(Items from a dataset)
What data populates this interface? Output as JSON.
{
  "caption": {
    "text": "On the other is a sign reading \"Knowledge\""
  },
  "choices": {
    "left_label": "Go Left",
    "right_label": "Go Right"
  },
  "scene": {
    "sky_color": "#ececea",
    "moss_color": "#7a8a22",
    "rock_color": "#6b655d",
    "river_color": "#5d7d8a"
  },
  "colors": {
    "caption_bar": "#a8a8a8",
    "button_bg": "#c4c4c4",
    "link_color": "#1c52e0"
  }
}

**What you need to do**
Write the complete data out, exactly as above.

**Answer**
What data populates this interface? Output as JSON.
{
  "caption": {
    "text": "On the other is a sign reading \"Knowledge\""
  },
  "choices": {
    "left_label": "Go Left",
    "right_label": "Go Right"
  },
  "scene": {
    "sky_color": "#ececea",
    "moss_color": "#7a8a22",
    "rock_color": "#6b655d",
    "river_color": "#5d7d8a"
  },
  "colors": {
    "caption_bar": "#a8a8a8",
    "button_bg": "#c4c4c4",
    "link_color": "#1c52e0"
  }
}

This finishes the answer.